• [WHAT IS EXPECTED]
With the pictures omitted, write out the entries that follow exactly as they stand.

--- Start ENTRIES PROVIDED ---

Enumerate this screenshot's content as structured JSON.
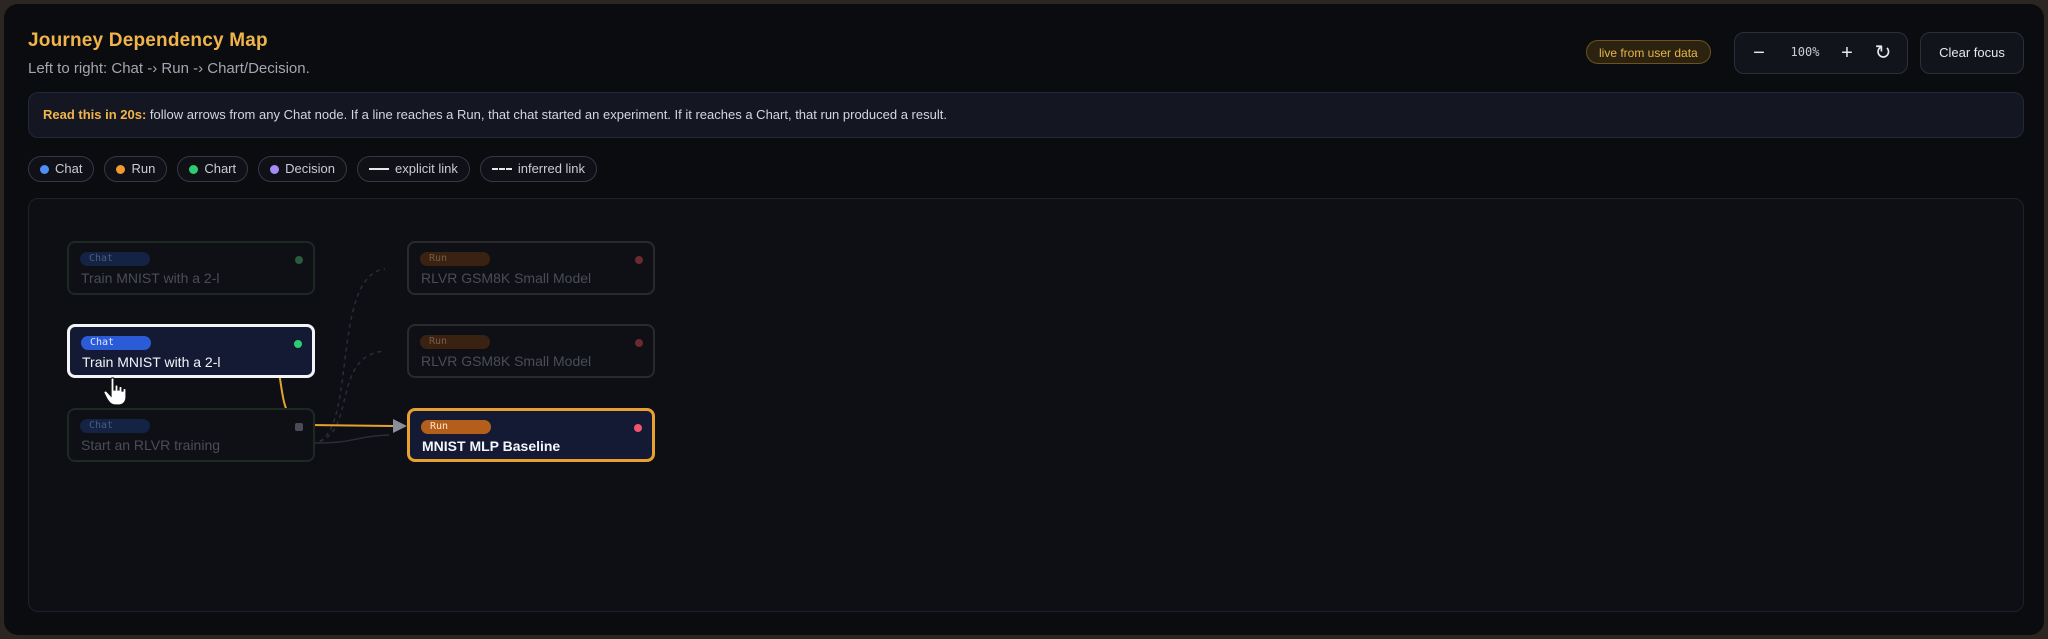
{
  "header": {
    "title": "Journey Dependency Map",
    "subtitle": "Left to right: Chat -› Run -› Chart/Decision.",
    "live_badge": "live from user data",
    "zoom_level": "100%",
    "zoom_out_label": "−",
    "zoom_in_label": "+",
    "reset_label": "↻",
    "clear_focus_label": "Clear focus"
  },
  "hint": {
    "lead": "Read this in 20s:",
    "text": " follow arrows from any Chat node. If a line reaches a Run, that chat started an experiment. If it reaches a Chart, that run produced a result."
  },
  "legend": {
    "chat": "Chat",
    "run": "Run",
    "chart": "Chart",
    "decision": "Decision",
    "explicit": "explicit link",
    "inferred": "inferred link"
  },
  "colors": {
    "chat": "#4f8ef7",
    "run": "#f29a2e",
    "chart": "#2ecc71",
    "decision": "#a78bfa",
    "edge_active": "#e8a12e"
  },
  "nodes": {
    "chat1": {
      "type": "Chat",
      "label": "Train MNIST with a 2-l"
    },
    "chat2": {
      "type": "Chat",
      "label": "Train MNIST with a 2-l"
    },
    "chat3": {
      "type": "Chat",
      "label": "Start an RLVR training"
    },
    "run1": {
      "type": "Run",
      "label": "RLVR GSM8K Small Model"
    },
    "run2": {
      "type": "Run",
      "label": "RLVR GSM8K Small Model"
    },
    "run3": {
      "type": "Run",
      "label": "MNIST MLP Baseline"
    }
  }
}
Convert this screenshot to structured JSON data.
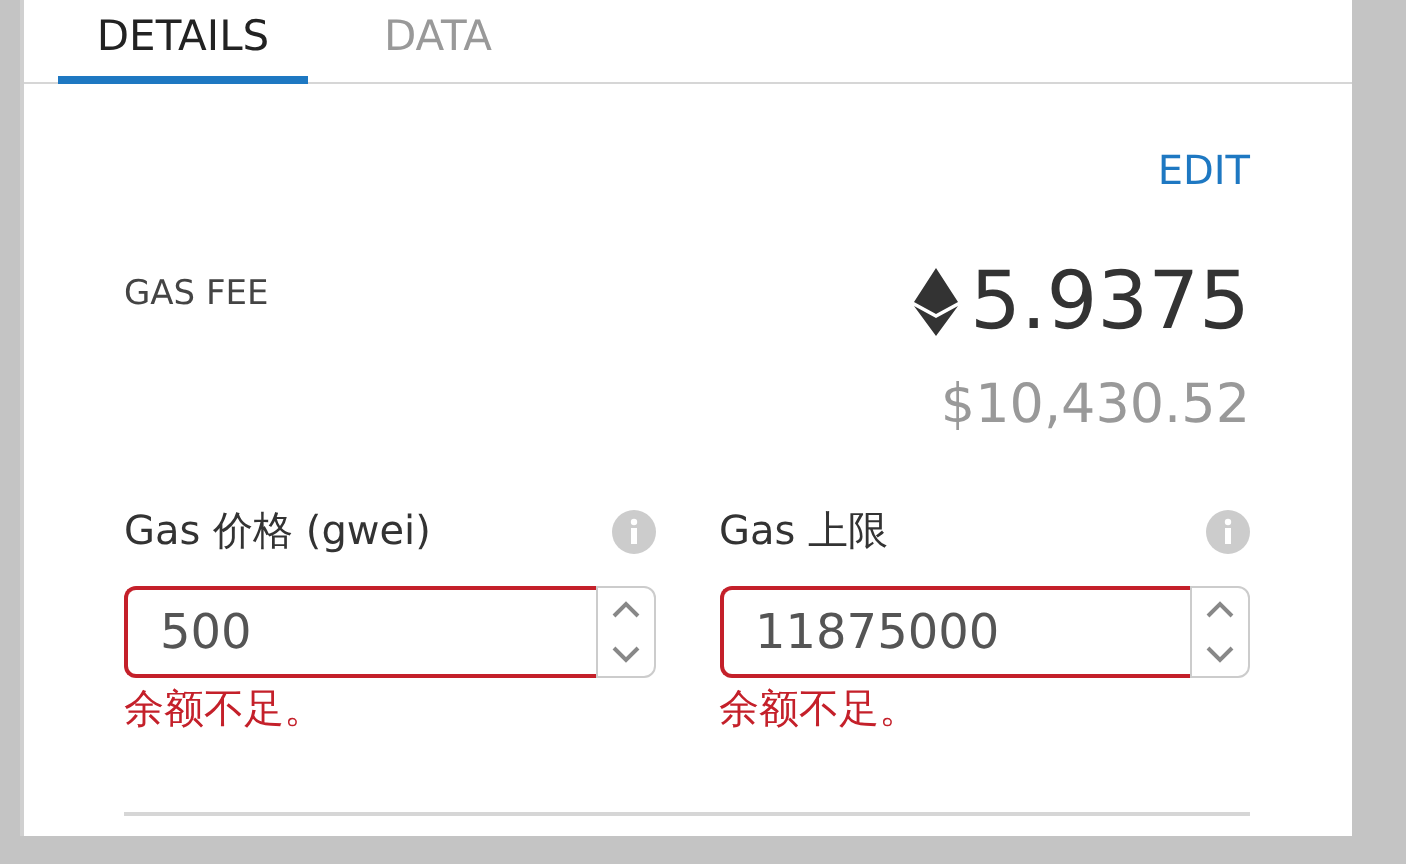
{
  "tabs": [
    {
      "label": "DETAILS",
      "selected": true
    },
    {
      "label": "DATA",
      "selected": false
    }
  ],
  "edit_link": "EDIT",
  "gas_fee": {
    "label": "GAS FEE",
    "amount": "5.9375",
    "fiat": "$10,430.52"
  },
  "fields": [
    {
      "label": "Gas 价格 (gwei)",
      "value": "500",
      "error": "余额不足。"
    },
    {
      "label": "Gas 上限",
      "value": "11875000",
      "error": "余额不足。"
    }
  ]
}
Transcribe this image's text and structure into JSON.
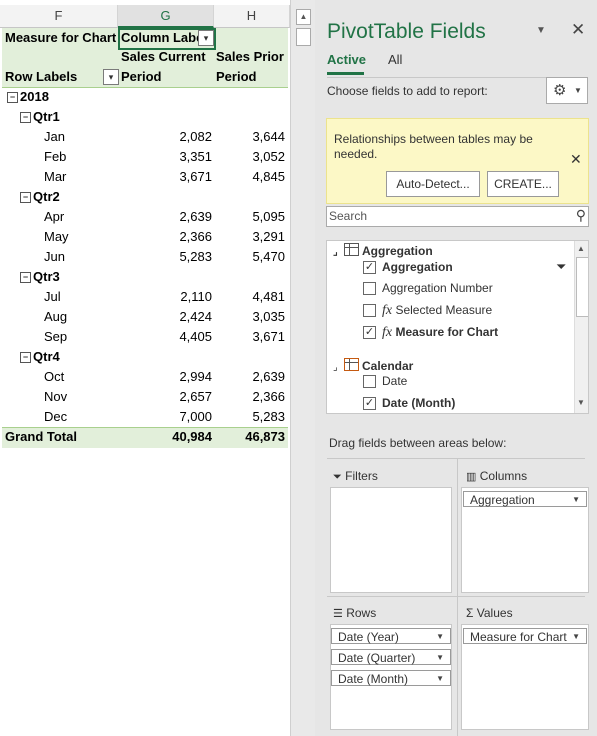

--- End ENTRIES PROVIDED ---

• [SOLUTION TO THIS EXERCISE]
Enumerate this screenshot's content as structured JSON.
{
  "header": {
    "title": "Journey Dependency Map",
    "subtitle": "Left to right: Chat -› Run -› Chart/Decision.",
    "live_badge": "live from user data",
    "zoom_level": "100%",
    "zoom_out_label": "−",
    "zoom_in_label": "+",
    "reset_label": "↻",
    "clear_focus_label": "Clear focus"
  },
  "hint": {
    "lead": "Read this in 20s:",
    "text": " follow arrows from any Chat node. If a line reaches a Run, that chat started an experiment. If it reaches a Chart, that run produced a result."
  },
  "legend": {
    "chat": "Chat",
    "run": "Run",
    "chart": "Chart",
    "decision": "Decision",
    "explicit": "explicit link",
    "inferred": "inferred link"
  },
  "colors": {
    "chat": "#4f8ef7",
    "run": "#f29a2e",
    "chart": "#2ecc71",
    "decision": "#a78bfa",
    "edge_active": "#e8a12e"
  },
  "nodes": {
    "chat1": {
      "type": "Chat",
      "label": "Train MNIST with a 2-l"
    },
    "chat2": {
      "type": "Chat",
      "label": "Train MNIST with a 2-l"
    },
    "chat3": {
      "type": "Chat",
      "label": "Start an RLVR training"
    },
    "run1": {
      "type": "Run",
      "label": "RLVR GSM8K Small Model"
    },
    "run2": {
      "type": "Run",
      "label": "RLVR GSM8K Small Model"
    },
    "run3": {
      "type": "Run",
      "label": "MNIST MLP Baseline"
    }
  }
}
Convert this screenshot to structured JSON data.
{
  "tabs": [
    {
      "label": "DETAILS",
      "selected": true
    },
    {
      "label": "DATA",
      "selected": false
    }
  ],
  "edit_link": "EDIT",
  "gas_fee": {
    "label": "GAS FEE",
    "amount": "5.9375",
    "fiat": "$10,430.52"
  },
  "fields": [
    {
      "label": "Gas 价格 (gwei)",
      "value": "500",
      "error": "余额不足。"
    },
    {
      "label": "Gas 上限",
      "value": "11875000",
      "error": "余额不足。"
    }
  ]
}
Transcribe this image's text and structure into JSON.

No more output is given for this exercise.